» The task: Exclude the pictures and retype the entries as written.

----

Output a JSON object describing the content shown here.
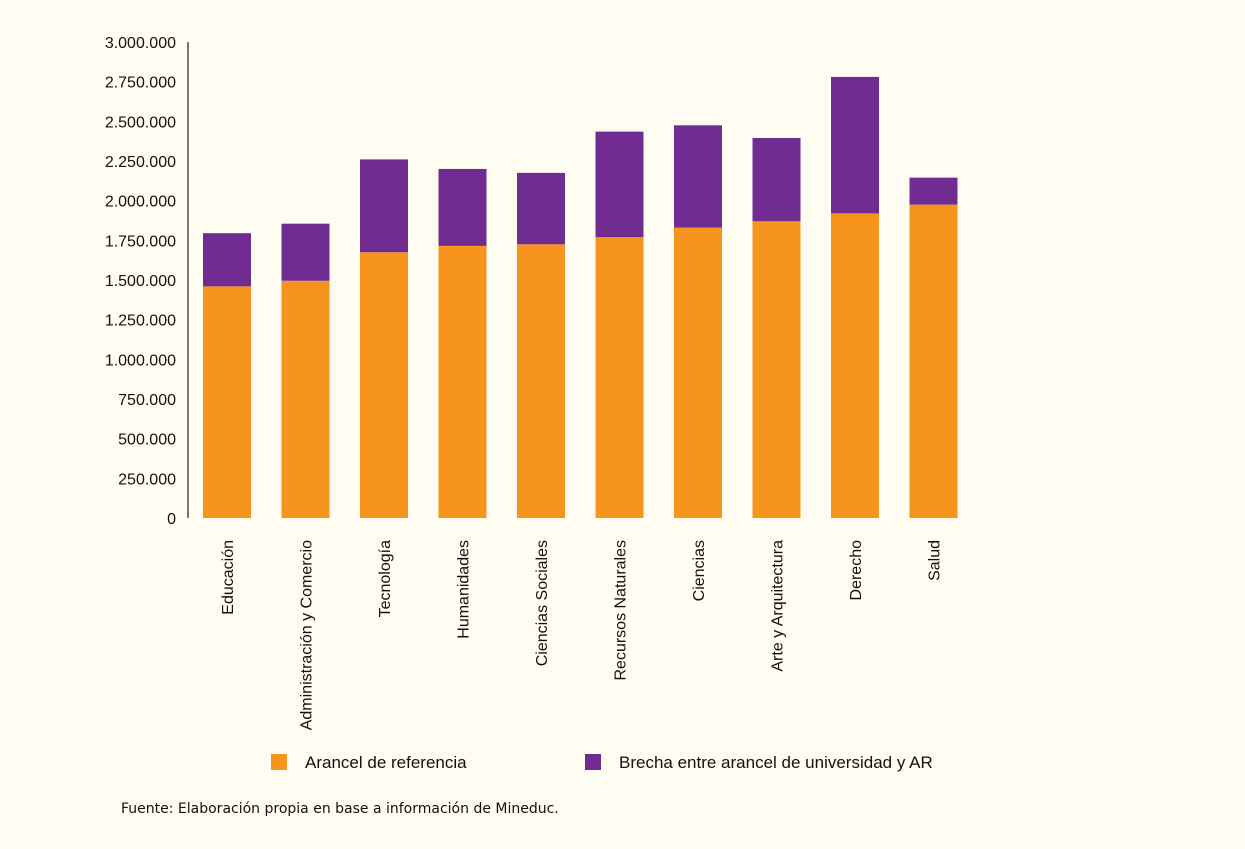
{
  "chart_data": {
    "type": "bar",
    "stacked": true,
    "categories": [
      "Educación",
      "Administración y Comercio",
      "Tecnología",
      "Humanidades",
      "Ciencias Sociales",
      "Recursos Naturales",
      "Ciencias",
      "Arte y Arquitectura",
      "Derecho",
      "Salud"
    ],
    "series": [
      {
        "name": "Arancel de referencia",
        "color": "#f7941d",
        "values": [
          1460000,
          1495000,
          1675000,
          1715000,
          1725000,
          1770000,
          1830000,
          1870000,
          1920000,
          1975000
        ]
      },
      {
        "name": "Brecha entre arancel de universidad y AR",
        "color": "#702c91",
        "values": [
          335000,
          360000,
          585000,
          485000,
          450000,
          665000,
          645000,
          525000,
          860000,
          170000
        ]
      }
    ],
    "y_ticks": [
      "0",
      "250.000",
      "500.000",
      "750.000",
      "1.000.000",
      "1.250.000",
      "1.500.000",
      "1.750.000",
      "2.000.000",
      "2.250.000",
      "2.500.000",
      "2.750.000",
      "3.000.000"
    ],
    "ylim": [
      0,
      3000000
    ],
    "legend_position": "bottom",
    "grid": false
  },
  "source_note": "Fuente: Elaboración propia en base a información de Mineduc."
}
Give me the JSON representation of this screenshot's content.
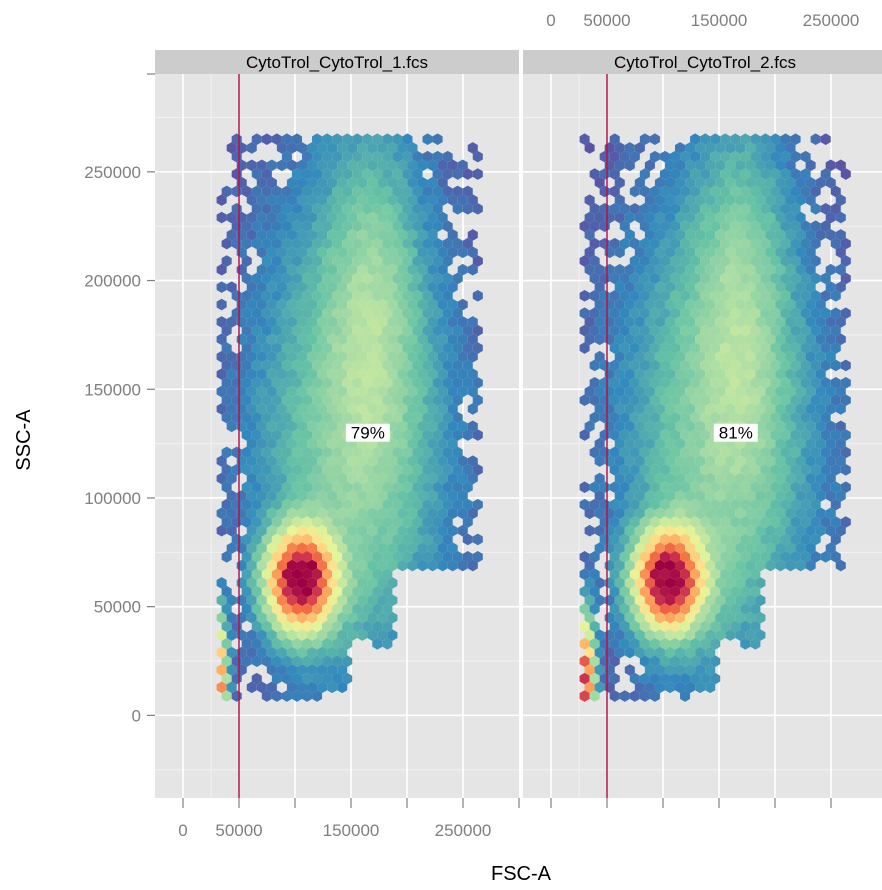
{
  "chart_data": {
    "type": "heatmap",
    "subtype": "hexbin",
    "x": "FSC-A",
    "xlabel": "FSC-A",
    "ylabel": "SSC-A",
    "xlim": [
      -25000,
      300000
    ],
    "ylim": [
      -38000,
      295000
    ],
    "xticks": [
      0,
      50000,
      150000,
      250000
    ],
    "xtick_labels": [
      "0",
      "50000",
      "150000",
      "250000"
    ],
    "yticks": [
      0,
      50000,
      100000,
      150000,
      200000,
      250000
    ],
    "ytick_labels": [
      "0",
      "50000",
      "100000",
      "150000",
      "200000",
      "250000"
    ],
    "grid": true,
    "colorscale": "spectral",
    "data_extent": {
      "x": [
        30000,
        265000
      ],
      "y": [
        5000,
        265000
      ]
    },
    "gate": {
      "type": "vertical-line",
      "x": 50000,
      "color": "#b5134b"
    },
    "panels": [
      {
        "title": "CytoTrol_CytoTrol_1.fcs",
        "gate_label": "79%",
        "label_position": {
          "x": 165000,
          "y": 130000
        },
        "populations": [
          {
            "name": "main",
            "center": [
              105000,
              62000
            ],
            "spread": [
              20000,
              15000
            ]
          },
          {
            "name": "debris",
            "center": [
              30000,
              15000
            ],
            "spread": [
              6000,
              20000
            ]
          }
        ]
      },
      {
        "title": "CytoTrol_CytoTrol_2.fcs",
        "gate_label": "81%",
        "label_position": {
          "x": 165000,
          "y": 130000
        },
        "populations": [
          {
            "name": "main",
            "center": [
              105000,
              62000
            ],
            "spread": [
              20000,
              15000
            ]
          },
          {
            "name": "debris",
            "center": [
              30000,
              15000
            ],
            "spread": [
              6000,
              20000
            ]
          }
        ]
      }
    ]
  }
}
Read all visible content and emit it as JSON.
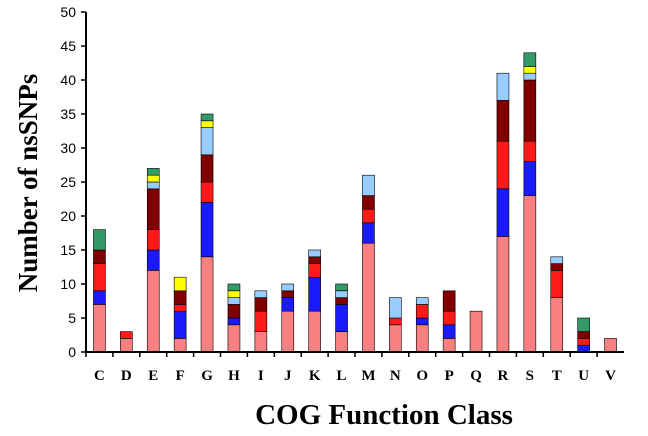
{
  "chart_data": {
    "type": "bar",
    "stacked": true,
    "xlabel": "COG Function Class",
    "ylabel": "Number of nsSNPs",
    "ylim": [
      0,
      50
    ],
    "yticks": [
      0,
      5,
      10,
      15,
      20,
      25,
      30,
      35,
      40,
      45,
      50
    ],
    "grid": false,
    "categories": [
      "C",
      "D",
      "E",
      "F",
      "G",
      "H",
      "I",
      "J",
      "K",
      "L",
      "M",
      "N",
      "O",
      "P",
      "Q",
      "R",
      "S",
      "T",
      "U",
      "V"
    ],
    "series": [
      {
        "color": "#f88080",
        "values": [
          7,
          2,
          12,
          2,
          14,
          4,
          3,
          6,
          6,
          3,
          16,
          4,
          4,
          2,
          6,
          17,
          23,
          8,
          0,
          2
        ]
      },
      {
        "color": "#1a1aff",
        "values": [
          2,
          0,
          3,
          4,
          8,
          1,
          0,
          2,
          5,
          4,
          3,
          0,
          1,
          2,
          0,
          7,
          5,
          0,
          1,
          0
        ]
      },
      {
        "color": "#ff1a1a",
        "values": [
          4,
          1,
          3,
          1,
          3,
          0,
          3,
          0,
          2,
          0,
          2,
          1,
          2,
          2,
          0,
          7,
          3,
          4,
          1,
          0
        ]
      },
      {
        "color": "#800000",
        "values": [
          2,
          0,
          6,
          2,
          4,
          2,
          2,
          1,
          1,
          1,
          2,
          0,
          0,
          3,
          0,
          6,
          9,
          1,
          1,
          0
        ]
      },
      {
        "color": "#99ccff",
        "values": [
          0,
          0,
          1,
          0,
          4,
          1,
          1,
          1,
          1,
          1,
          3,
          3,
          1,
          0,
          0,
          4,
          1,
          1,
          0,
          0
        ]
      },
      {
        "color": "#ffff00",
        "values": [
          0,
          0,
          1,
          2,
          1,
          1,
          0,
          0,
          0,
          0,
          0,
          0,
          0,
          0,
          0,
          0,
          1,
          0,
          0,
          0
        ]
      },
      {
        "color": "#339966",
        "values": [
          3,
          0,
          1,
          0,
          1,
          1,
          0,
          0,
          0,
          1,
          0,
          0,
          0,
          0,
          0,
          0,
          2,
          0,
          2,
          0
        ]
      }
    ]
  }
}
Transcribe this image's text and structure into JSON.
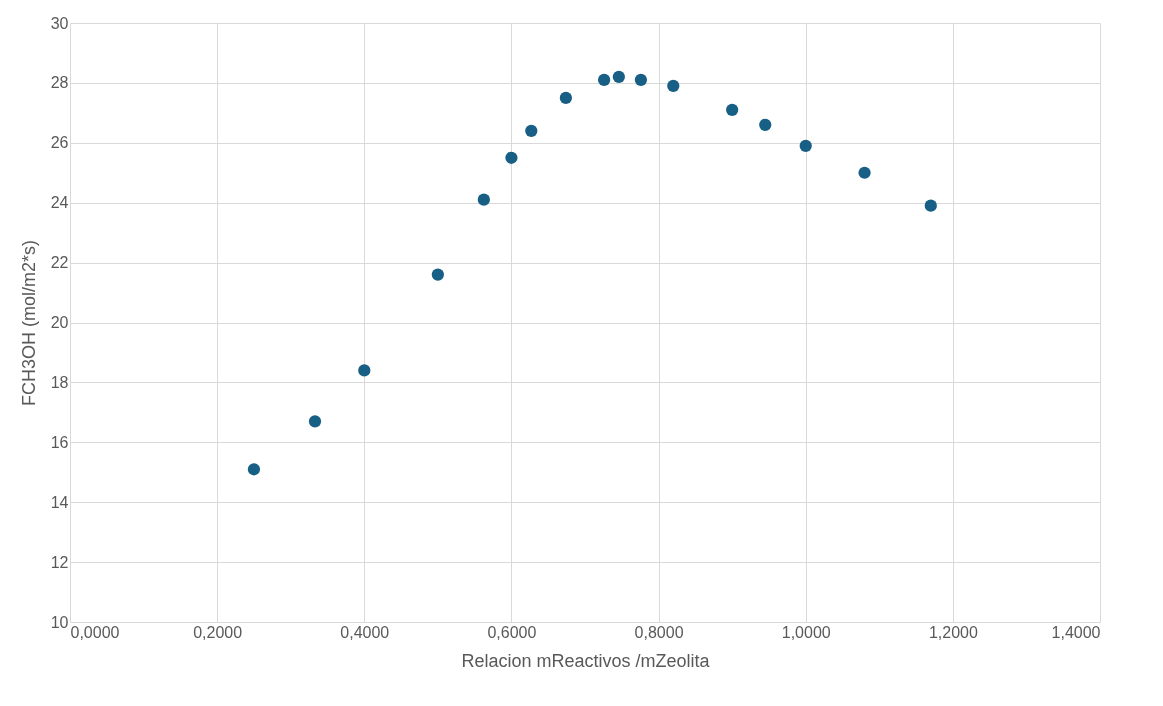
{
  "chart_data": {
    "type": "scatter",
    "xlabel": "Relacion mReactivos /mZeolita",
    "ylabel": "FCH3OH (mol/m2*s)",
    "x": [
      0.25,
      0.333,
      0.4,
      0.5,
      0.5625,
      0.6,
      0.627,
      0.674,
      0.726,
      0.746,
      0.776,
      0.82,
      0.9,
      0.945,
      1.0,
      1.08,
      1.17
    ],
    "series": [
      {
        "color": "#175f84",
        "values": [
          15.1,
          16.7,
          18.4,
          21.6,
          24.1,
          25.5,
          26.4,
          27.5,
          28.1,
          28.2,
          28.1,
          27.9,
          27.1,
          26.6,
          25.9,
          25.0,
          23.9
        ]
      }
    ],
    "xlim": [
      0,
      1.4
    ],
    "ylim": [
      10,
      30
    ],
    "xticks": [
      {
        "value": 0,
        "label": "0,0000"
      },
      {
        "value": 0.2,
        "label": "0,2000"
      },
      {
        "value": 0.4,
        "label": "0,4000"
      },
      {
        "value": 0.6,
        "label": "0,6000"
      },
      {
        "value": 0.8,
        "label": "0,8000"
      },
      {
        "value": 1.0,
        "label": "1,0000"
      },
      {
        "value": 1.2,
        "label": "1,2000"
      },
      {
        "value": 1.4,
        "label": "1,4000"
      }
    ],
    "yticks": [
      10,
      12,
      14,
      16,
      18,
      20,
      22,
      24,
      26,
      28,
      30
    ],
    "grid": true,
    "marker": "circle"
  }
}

----

» Response to this exercise:
Output a JSON object describing the content shown here.
{
  "chart_data": {
    "type": "bar",
    "stacked": true,
    "categories": [
      "Educación",
      "Administración y Comercio",
      "Tecnología",
      "Humanidades",
      "Ciencias Sociales",
      "Recursos Naturales",
      "Ciencias",
      "Arte y Arquitectura",
      "Derecho",
      "Salud"
    ],
    "series": [
      {
        "name": "Arancel de referencia",
        "color": "#f7941d",
        "values": [
          1460000,
          1495000,
          1675000,
          1715000,
          1725000,
          1770000,
          1830000,
          1870000,
          1920000,
          1975000
        ]
      },
      {
        "name": "Brecha entre arancel de universidad y AR",
        "color": "#702c91",
        "values": [
          335000,
          360000,
          585000,
          485000,
          450000,
          665000,
          645000,
          525000,
          860000,
          170000
        ]
      }
    ],
    "y_ticks": [
      "0",
      "250.000",
      "500.000",
      "750.000",
      "1.000.000",
      "1.250.000",
      "1.500.000",
      "1.750.000",
      "2.000.000",
      "2.250.000",
      "2.500.000",
      "2.750.000",
      "3.000.000"
    ],
    "ylim": [
      0,
      3000000
    ],
    "legend_position": "bottom",
    "grid": false
  },
  "source_note": "Fuente: Elaboración propia en base a información de Mineduc."
}
Give me the JSON representation of this screenshot's content.
{
  "chart_data": {
    "type": "heatmap",
    "subtype": "hexbin",
    "x": "FSC-A",
    "xlabel": "FSC-A",
    "ylabel": "SSC-A",
    "xlim": [
      -25000,
      300000
    ],
    "ylim": [
      -38000,
      295000
    ],
    "xticks": [
      0,
      50000,
      150000,
      250000
    ],
    "xtick_labels": [
      "0",
      "50000",
      "150000",
      "250000"
    ],
    "yticks": [
      0,
      50000,
      100000,
      150000,
      200000,
      250000
    ],
    "ytick_labels": [
      "0",
      "50000",
      "100000",
      "150000",
      "200000",
      "250000"
    ],
    "grid": true,
    "colorscale": "spectral",
    "data_extent": {
      "x": [
        30000,
        265000
      ],
      "y": [
        5000,
        265000
      ]
    },
    "gate": {
      "type": "vertical-line",
      "x": 50000,
      "color": "#b5134b"
    },
    "panels": [
      {
        "title": "CytoTrol_CytoTrol_1.fcs",
        "gate_label": "79%",
        "label_position": {
          "x": 165000,
          "y": 130000
        },
        "populations": [
          {
            "name": "main",
            "center": [
              105000,
              62000
            ],
            "spread": [
              20000,
              15000
            ]
          },
          {
            "name": "debris",
            "center": [
              30000,
              15000
            ],
            "spread": [
              6000,
              20000
            ]
          }
        ]
      },
      {
        "title": "CytoTrol_CytoTrol_2.fcs",
        "gate_label": "81%",
        "label_position": {
          "x": 165000,
          "y": 130000
        },
        "populations": [
          {
            "name": "main",
            "center": [
              105000,
              62000
            ],
            "spread": [
              20000,
              15000
            ]
          },
          {
            "name": "debris",
            "center": [
              30000,
              15000
            ],
            "spread": [
              6000,
              20000
            ]
          }
        ]
      }
    ]
  }
}
Read all visible content and emit it as JSON.
{
  "chart_data": {
    "type": "bar",
    "stacked": true,
    "xlabel": "COG Function Class",
    "ylabel": "Number of nsSNPs",
    "ylim": [
      0,
      50
    ],
    "yticks": [
      0,
      5,
      10,
      15,
      20,
      25,
      30,
      35,
      40,
      45,
      50
    ],
    "grid": false,
    "categories": [
      "C",
      "D",
      "E",
      "F",
      "G",
      "H",
      "I",
      "J",
      "K",
      "L",
      "M",
      "N",
      "O",
      "P",
      "Q",
      "R",
      "S",
      "T",
      "U",
      "V"
    ],
    "series": [
      {
        "color": "#f88080",
        "values": [
          7,
          2,
          12,
          2,
          14,
          4,
          3,
          6,
          6,
          3,
          16,
          4,
          4,
          2,
          6,
          17,
          23,
          8,
          0,
          2
        ]
      },
      {
        "color": "#1a1aff",
        "values": [
          2,
          0,
          3,
          4,
          8,
          1,
          0,
          2,
          5,
          4,
          3,
          0,
          1,
          2,
          0,
          7,
          5,
          0,
          1,
          0
        ]
      },
      {
        "color": "#ff1a1a",
        "values": [
          4,
          1,
          3,
          1,
          3,
          0,
          3,
          0,
          2,
          0,
          2,
          1,
          2,
          2,
          0,
          7,
          3,
          4,
          1,
          0
        ]
      },
      {
        "color": "#800000",
        "values": [
          2,
          0,
          6,
          2,
          4,
          2,
          2,
          1,
          1,
          1,
          2,
          0,
          0,
          3,
          0,
          6,
          9,
          1,
          1,
          0
        ]
      },
      {
        "color": "#99ccff",
        "values": [
          0,
          0,
          1,
          0,
          4,
          1,
          1,
          1,
          1,
          1,
          3,
          3,
          1,
          0,
          0,
          4,
          1,
          1,
          0,
          0
        ]
      },
      {
        "color": "#ffff00",
        "values": [
          0,
          0,
          1,
          2,
          1,
          1,
          0,
          0,
          0,
          0,
          0,
          0,
          0,
          0,
          0,
          0,
          1,
          0,
          0,
          0
        ]
      },
      {
        "color": "#339966",
        "values": [
          3,
          0,
          1,
          0,
          1,
          1,
          0,
          0,
          0,
          1,
          0,
          0,
          0,
          0,
          0,
          0,
          2,
          0,
          2,
          0
        ]
      }
    ]
  }
}
Transcribe this image's text and structure into JSON.
{
  "chart_data": {
    "type": "scatter",
    "xlabel": "Relacion mReactivos /mZeolita",
    "ylabel": "FCH3OH (mol/m2*s)",
    "x": [
      0.25,
      0.333,
      0.4,
      0.5,
      0.5625,
      0.6,
      0.627,
      0.674,
      0.726,
      0.746,
      0.776,
      0.82,
      0.9,
      0.945,
      1.0,
      1.08,
      1.17
    ],
    "series": [
      {
        "color": "#175f84",
        "values": [
          15.1,
          16.7,
          18.4,
          21.6,
          24.1,
          25.5,
          26.4,
          27.5,
          28.1,
          28.2,
          28.1,
          27.9,
          27.1,
          26.6,
          25.9,
          25.0,
          23.9
        ]
      }
    ],
    "xlim": [
      0,
      1.4
    ],
    "ylim": [
      10,
      30
    ],
    "xticks": [
      {
        "value": 0,
        "label": "0,0000"
      },
      {
        "value": 0.2,
        "label": "0,2000"
      },
      {
        "value": 0.4,
        "label": "0,4000"
      },
      {
        "value": 0.6,
        "label": "0,6000"
      },
      {
        "value": 0.8,
        "label": "0,8000"
      },
      {
        "value": 1.0,
        "label": "1,0000"
      },
      {
        "value": 1.2,
        "label": "1,2000"
      },
      {
        "value": 1.4,
        "label": "1,4000"
      }
    ],
    "yticks": [
      10,
      12,
      14,
      16,
      18,
      20,
      22,
      24,
      26,
      28,
      30
    ],
    "grid": true,
    "marker": "circle"
  }
}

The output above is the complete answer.